_WHAT IS EXPECTED_. Copy all of the records below verbatim.
** start INPUT MATERIAL **
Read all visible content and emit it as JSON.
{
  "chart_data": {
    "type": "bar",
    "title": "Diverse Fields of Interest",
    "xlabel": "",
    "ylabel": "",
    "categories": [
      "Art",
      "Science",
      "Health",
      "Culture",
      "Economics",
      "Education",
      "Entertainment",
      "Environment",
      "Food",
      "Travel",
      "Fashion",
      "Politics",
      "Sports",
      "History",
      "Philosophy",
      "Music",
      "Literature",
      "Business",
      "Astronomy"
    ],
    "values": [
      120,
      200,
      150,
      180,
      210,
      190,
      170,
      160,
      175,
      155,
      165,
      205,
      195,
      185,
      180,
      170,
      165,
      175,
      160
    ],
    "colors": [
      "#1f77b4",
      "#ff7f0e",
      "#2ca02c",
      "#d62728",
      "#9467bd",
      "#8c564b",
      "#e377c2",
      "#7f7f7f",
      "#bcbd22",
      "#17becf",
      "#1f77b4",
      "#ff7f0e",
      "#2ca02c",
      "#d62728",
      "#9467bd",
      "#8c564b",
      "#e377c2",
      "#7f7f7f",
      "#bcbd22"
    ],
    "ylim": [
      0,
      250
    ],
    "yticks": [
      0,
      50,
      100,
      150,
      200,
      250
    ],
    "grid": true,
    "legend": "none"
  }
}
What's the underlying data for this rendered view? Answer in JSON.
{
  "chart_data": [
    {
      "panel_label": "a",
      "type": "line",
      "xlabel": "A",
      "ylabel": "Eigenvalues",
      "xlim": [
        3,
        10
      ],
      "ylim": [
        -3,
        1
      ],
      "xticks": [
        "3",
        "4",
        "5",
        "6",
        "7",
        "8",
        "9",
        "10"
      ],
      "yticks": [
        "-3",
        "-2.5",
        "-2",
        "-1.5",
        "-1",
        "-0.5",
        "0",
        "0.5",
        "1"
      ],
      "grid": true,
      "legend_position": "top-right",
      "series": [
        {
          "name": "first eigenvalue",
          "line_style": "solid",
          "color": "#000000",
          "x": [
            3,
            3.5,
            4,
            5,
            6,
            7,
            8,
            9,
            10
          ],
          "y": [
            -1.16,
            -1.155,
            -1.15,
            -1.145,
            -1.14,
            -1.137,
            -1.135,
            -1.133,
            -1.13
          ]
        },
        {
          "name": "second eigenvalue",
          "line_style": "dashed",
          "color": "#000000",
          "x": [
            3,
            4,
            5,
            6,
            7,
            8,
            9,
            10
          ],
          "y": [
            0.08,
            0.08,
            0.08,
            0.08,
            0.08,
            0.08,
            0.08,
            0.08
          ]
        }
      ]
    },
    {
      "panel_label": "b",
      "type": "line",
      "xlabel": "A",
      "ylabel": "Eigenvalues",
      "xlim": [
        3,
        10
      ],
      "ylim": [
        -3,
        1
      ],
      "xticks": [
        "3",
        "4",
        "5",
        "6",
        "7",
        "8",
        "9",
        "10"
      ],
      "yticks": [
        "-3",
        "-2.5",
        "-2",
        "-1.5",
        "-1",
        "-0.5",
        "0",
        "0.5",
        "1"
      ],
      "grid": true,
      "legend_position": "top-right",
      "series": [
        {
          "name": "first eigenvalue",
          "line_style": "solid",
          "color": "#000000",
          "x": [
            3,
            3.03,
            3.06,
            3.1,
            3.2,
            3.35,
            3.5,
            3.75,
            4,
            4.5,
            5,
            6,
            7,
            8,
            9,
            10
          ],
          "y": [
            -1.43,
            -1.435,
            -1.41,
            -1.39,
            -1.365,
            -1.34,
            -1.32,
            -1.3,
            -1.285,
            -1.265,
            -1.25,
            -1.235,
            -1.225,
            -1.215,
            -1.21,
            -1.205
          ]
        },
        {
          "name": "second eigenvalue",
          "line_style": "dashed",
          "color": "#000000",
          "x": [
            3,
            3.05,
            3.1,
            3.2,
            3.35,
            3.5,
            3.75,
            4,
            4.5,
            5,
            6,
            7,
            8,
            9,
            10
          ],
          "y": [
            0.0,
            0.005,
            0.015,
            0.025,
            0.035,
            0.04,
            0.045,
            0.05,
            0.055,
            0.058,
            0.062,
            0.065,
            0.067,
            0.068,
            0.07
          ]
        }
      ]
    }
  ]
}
** end INPUT MATERIAL **
_SOLUTION FOR THIS EXERCISE_.
Read all visible content and emit it as JSON.
{
  "chart_data": {
    "type": "bar",
    "title": "Diverse Fields of Interest",
    "xlabel": "",
    "ylabel": "",
    "categories": [
      "Art",
      "Science",
      "Health",
      "Culture",
      "Economics",
      "Education",
      "Entertainment",
      "Environment",
      "Food",
      "Travel",
      "Fashion",
      "Politics",
      "Sports",
      "History",
      "Philosophy",
      "Music",
      "Literature",
      "Business",
      "Astronomy"
    ],
    "values": [
      120,
      200,
      150,
      180,
      210,
      190,
      170,
      160,
      175,
      155,
      165,
      205,
      195,
      185,
      180,
      170,
      165,
      175,
      160
    ],
    "colors": [
      "#1f77b4",
      "#ff7f0e",
      "#2ca02c",
      "#d62728",
      "#9467bd",
      "#8c564b",
      "#e377c2",
      "#7f7f7f",
      "#bcbd22",
      "#17becf",
      "#1f77b4",
      "#ff7f0e",
      "#2ca02c",
      "#d62728",
      "#9467bd",
      "#8c564b",
      "#e377c2",
      "#7f7f7f",
      "#bcbd22"
    ],
    "ylim": [
      0,
      250
    ],
    "yticks": [
      0,
      50,
      100,
      150,
      200,
      250
    ],
    "grid": true,
    "legend": "none"
  }
}
What's the underlying data for this rendered view? Answer in JSON.
{
  "chart_data": [
    {
      "panel_label": "a",
      "type": "line",
      "xlabel": "A",
      "ylabel": "Eigenvalues",
      "xlim": [
        3,
        10
      ],
      "ylim": [
        -3,
        1
      ],
      "xticks": [
        "3",
        "4",
        "5",
        "6",
        "7",
        "8",
        "9",
        "10"
      ],
      "yticks": [
        "-3",
        "-2.5",
        "-2",
        "-1.5",
        "-1",
        "-0.5",
        "0",
        "0.5",
        "1"
      ],
      "grid": true,
      "legend_position": "top-right",
      "series": [
        {
          "name": "first eigenvalue",
          "line_style": "solid",
          "color": "#000000",
          "x": [
            3,
            3.5,
            4,
            5,
            6,
            7,
            8,
            9,
            10
          ],
          "y": [
            -1.16,
            -1.155,
            -1.15,
            -1.145,
            -1.14,
            -1.137,
            -1.135,
            -1.133,
            -1.13
          ]
        },
        {
          "name": "second eigenvalue",
          "line_style": "dashed",
          "color": "#000000",
          "x": [
            3,
            4,
            5,
            6,
            7,
            8,
            9,
            10
          ],
          "y": [
            0.08,
            0.08,
            0.08,
            0.08,
            0.08,
            0.08,
            0.08,
            0.08
          ]
        }
      ]
    },
    {
      "panel_label": "b",
      "type": "line",
      "xlabel": "A",
      "ylabel": "Eigenvalues",
      "xlim": [
        3,
        10
      ],
      "ylim": [
        -3,
        1
      ],
      "xticks": [
        "3",
        "4",
        "5",
        "6",
        "7",
        "8",
        "9",
        "10"
      ],
      "yticks": [
        "-3",
        "-2.5",
        "-2",
        "-1.5",
        "-1",
        "-0.5",
        "0",
        "0.5",
        "1"
      ],
      "grid": true,
      "legend_position": "top-right",
      "series": [
        {
          "name": "first eigenvalue",
          "line_style": "solid",
          "color": "#000000",
          "x": [
            3,
            3.03,
            3.06,
            3.1,
            3.2,
            3.35,
            3.5,
            3.75,
            4,
            4.5,
            5,
            6,
            7,
            8,
            9,
            10
          ],
          "y": [
            -1.43,
            -1.435,
            -1.41,
            -1.39,
            -1.365,
            -1.34,
            -1.32,
            -1.3,
            -1.285,
            -1.265,
            -1.25,
            -1.235,
            -1.225,
            -1.215,
            -1.21,
            -1.205
          ]
        },
        {
          "name": "second eigenvalue",
          "line_style": "dashed",
          "color": "#000000",
          "x": [
            3,
            3.05,
            3.1,
            3.2,
            3.35,
            3.5,
            3.75,
            4,
            4.5,
            5,
            6,
            7,
            8,
            9,
            10
          ],
          "y": [
            0.0,
            0.005,
            0.015,
            0.025,
            0.035,
            0.04,
            0.045,
            0.05,
            0.055,
            0.058,
            0.062,
            0.065,
            0.067,
            0.068,
            0.07
          ]
        }
      ]
    }
  ]
}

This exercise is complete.